*Set task a:* Copy the listing word for word, from its first line through the line holding "toolbar-button[interactable]: ⊡ bbox=[457, 49, 476, 71]", inclusive.

*Text section:*
.....

Instruction Register (IR)

Used to hold the instruction currently being executed
Instruction Decoder (ID)
- An instruction temporarily stored in the instruction register can only be identified after its opcode portion is decoded.
- The decoder analyzes and interprets the instruction, generating the corresponding control signals.

Program Counter (PC)

The Program Counter (PC) is used to store the address of the instruction currently being executed or the address of the next instruction to be executed.
If the program executes sequentially, after each instruction execution, the PC value should be incremented by 1, i.e., PC <- PC+1
If the program has a jump: PC <- PC + offset address
Has both register and counting functions

Data Address Register (AR)

Used to hold the address of the memory unit currently being accessed by the CPU. Due to the speed difference between memory and CPU, the address register must be used to hold address information until a read/write operation is completed.

General-Purpose Registers (R0~R3)

Used for transferring and temporarily storing data
Can also participate in arithmetic and logical operations and store computation results
Accumulator (AC)
- A general-purpose register
- Provides a workspace for the ALU
- Temporarily stores ALU computation results

Program Status Word Register (PSW)

Used to store various condition codes established by arithmetic and logical instruction operations or test results
Such as: carry flag (C), zero flag (Z), stores interrupt and system operating status information, etc.
A register composed of various status condition flags

5.1.4 Operation Controller and Timing Generator

(1) Data Path: The path for transferring information between registers.
(2) Operation Controller: Provides various operation signals for establishing data paths, to correctly select data paths and load relevant data into registers, thereby completing instruction fetching and execution control.
Based on different design methods, can be classified into sequential logic type and stored logic type:
- Hardwired Controller: Implemented using sequential logic techniques
- Microprogrammed Controller: Implemented using stored logic.
(3) Timing Generator: Provides timing and sequence signals for implementing timing control over various operation signals. The CPU also has other functional components such as the interrupt system and bus interface.

5.2 Instruction Cycle

5.2.1 Basic Concepts of Instruction Cycle (Key Topic)

Program Execution Process

The order of program execution in a von Neumann architecture computer:

Start from the program’s first address
Execute each instruction step by step, and form the address of the next instruction to be executed
Automatically execute instructions continuously until the last instruction of the program

Instruction Execution Process

Fetch instruction
- Send the instruction address to the main memory address register
- Read from main memory, send the read content to the designated register
Analyze instruction
Execute the instruction according to its specified content
- Different instructions vary greatly in the number of operation steps and specific operation content
Check for interrupt requests; if none, proceed to the execution of the next instruction

Instruction Cycle

Each time the CPU fetches and executes an instruction, it must complete a series of operations. The time required for this series of operations is usually called an instruction cycle.

Machine Cycle

A machine cycle is also called a CPU cycle. The CPU cycle is usually defined by the minimum time to read an instruction word from memory. The instruction cycle is often expressed in terms of the number of CPU cycles.

Clock Cycle

A CPU cycle contains several clock cycles (usually called beat pulses or T cycles, which are the most basic unit of processing operations). The sum of these clock cycles defines the time width of one CPU cycle.

.....

*Set task b:* Extend the text on CPU registers and the instruction cycle, starting after its final sentence.

*Exercise inputs:*

.....

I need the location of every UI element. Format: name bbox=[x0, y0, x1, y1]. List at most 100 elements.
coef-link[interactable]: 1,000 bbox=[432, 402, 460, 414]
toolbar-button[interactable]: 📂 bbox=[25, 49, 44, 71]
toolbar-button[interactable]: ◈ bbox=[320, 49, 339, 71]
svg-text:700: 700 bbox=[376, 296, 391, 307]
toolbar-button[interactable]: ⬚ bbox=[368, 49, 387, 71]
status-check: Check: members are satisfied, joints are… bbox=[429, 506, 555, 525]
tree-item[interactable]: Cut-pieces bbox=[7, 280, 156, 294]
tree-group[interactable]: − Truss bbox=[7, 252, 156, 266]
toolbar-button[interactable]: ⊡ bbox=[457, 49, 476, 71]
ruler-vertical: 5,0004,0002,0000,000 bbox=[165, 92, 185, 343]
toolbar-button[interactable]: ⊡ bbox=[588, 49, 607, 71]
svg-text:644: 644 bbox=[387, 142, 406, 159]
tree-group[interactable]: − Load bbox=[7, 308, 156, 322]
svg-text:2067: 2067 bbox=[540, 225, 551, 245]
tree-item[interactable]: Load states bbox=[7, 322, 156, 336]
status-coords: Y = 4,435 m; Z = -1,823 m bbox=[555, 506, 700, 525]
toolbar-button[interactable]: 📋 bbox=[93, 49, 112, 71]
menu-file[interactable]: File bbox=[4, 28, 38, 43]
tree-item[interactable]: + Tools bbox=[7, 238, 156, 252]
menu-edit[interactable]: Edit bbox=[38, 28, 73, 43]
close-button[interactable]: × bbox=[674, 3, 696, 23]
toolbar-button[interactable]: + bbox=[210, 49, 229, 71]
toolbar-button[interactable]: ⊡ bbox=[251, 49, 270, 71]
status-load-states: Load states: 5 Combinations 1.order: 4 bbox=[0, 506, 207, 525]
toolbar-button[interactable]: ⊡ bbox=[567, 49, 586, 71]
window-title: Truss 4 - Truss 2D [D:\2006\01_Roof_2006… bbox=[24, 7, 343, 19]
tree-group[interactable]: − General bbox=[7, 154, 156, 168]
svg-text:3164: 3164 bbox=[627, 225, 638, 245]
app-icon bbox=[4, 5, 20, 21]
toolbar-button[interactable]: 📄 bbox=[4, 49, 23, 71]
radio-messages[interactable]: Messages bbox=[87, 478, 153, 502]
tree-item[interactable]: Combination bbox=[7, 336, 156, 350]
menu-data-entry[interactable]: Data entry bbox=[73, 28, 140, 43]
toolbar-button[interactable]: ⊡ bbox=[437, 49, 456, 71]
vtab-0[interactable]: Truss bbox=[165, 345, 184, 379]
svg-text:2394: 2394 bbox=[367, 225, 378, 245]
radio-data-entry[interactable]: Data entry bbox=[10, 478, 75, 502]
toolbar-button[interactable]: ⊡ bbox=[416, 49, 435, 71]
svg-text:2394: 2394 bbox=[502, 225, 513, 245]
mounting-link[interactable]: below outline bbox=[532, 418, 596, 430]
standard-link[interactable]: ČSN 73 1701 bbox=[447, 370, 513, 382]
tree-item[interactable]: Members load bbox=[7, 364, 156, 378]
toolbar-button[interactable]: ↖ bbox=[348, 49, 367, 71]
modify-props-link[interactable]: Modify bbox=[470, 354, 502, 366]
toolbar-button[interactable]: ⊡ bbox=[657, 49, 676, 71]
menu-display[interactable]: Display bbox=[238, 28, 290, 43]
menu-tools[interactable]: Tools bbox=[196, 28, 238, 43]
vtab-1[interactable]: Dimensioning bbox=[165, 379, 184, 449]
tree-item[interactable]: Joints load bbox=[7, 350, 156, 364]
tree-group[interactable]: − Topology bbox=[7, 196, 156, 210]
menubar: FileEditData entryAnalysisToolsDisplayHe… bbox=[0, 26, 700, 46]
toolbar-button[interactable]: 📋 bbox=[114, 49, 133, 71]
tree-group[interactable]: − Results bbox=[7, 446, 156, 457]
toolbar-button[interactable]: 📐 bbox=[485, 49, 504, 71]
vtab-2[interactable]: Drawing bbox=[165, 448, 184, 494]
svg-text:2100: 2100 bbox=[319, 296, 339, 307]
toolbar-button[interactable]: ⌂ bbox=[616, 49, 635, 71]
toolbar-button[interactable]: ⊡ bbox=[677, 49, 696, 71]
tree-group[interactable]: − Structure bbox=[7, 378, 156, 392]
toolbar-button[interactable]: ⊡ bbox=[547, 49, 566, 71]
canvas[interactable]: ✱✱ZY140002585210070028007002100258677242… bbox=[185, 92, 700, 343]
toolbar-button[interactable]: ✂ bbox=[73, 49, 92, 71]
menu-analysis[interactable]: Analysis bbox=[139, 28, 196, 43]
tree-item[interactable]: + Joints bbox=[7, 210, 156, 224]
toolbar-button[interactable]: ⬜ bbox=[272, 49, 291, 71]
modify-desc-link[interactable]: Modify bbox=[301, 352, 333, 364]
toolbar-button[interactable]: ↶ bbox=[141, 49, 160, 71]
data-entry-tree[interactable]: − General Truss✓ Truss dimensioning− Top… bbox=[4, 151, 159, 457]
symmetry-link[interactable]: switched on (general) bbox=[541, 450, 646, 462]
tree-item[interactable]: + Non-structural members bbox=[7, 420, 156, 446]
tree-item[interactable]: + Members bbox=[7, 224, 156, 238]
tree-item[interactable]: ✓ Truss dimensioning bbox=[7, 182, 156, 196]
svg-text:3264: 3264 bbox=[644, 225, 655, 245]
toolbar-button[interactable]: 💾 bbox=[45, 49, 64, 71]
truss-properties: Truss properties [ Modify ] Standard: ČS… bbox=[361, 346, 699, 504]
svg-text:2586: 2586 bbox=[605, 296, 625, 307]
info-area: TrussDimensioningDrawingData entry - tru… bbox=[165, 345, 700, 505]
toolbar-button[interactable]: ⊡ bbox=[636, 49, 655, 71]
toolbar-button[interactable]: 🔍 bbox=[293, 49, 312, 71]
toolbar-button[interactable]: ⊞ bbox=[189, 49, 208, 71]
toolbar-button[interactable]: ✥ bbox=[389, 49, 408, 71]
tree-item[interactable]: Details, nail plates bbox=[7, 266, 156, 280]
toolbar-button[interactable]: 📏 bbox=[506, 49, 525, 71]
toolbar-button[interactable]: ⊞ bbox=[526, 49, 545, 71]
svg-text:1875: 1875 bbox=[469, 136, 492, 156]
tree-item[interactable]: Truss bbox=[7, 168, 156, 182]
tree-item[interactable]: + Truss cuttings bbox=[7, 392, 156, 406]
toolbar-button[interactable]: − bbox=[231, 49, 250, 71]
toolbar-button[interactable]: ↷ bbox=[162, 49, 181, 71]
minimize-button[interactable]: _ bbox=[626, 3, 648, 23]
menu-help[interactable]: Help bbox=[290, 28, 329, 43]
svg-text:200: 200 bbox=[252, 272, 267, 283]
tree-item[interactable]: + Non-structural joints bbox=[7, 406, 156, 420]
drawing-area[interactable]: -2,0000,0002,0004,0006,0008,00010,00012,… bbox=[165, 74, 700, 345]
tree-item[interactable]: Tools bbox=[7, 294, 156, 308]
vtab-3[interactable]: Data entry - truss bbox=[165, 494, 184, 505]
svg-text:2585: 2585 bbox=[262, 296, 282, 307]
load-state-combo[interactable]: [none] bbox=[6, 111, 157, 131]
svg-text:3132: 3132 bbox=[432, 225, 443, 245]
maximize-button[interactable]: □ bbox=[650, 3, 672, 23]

.....

*Response a:*
I need the location of every UI element. Format: name bbox=[x0, y0, x1, y1]. List at most 100 elements.
coef-link[interactable]: 1,000 bbox=[432, 402, 460, 414]
toolbar-button[interactable]: 📂 bbox=[25, 49, 44, 71]
toolbar-button[interactable]: ◈ bbox=[320, 49, 339, 71]
svg-text:700: 700 bbox=[376, 296, 391, 307]
toolbar-button[interactable]: ⬚ bbox=[368, 49, 387, 71]
status-check: Check: members are satisfied, joints are… bbox=[429, 506, 555, 525]
tree-item[interactable]: Cut-pieces bbox=[7, 280, 156, 294]
tree-group[interactable]: − Truss bbox=[7, 252, 156, 266]
toolbar-button[interactable]: ⊡ bbox=[457, 49, 476, 71]

*Response b:*
Single-cycle, multi-cycle: A single cycle means completing both instruction fetching and execution within one CPU cycle. Most instructions require multiple CPU cycles to complete all operations of the instruction cycle.

5.2.2 Instruction Cycle of MOV Instruction

When designing a computer, box notation language can be used to represent the instruction cycle of an instruction
Method:
- Box — CPU cycle
- Box content — Data path operations or certain control operations
- Diamond symbol — Judgment or test (in terms of timing, it is associated with the CPU cycle of the box immediately preceding it, and does not occupy a separate CPU cycle)
- ~ — Common operation. After an instruction is executed, certain operations performed by the CPU, mainly for handling peripheral device requests, such as interrupt handling. If there are no peripheral requests, the CPU proceeds to fetch the next instruction. Since instruction fetching is common to every instruction, it is also a common operation.

Summary

An instruction consists of one instruction fetch cycle and one or more execution cycles
In each CPU cycle, the data path is clearly defined
The establishment and operation of data paths are controlled by the operation controller, which of course depends on what instruction it is

5.3 Timing Generator and Control Methods

5.3.1 Functions and System of Timing Generator

Functions

The controller in the CPU uses it to direct the machine’s work
The CPU can use timing signals/cycle information to distinguish whether what is fetched from memory is an instruction (fetch) or data (execute)
Clock pulses within a CPU cycle impose strict constraints on CPU actions
The various signals issued by the operation controller are functions of time (timing signals) and space (component operation signals).

System

The characteristics of the hardware devices composing the computer determine that the most basic system of timing signals is the level-pulse system. (Using D flip-flop as an example)
D is the level input terminal, CP (Clock Pulse) is the pulse input terminal
S is the set terminal, R is the reset terminal
The characteristic equation is as follows
- When D=0, on the rising edge of CP, the D flip-flop state is set to 0
- When D=1, on the rising edge of CP, the D flip-flop state is set to 1
When implementing data transfer between registers, data is applied to the flip-flop’s level input terminal, while the control signal for loading data is applied to the flip-flop’s clock input terminal. The high or low level represents whether the data is 1 or 0, and the level signal must be stable before the control signal for loading data arrives.
Based on different design methods, operation controllers can be classified into sequential logic type and stored logic type:
- Hardwired Controller: Implemented using sequential logic techniques
- Microprogrammed Controller: Implemented using stored logic.
Hardwired Controller:
- Timing signals use the three-level system of major state cycle — beat level — beat pulse
- One beat level represents the time of one CPU cycle, representing a larger time unit;
- One beat level contains several beat pulses, representing smaller time units.
- A major state cycle contains several beat levels, being the largest time unit
Microprogrammed Controller:
- Timing signals use the two-level system of beat level — beat pulse

5.3.2 Timing Signal Generator

Functions:
- Generates timing signals. Different types of computers have different timing circuits.
- Large and medium-sized computers have complex timing circuits, while microcomputers have simple timing circuits.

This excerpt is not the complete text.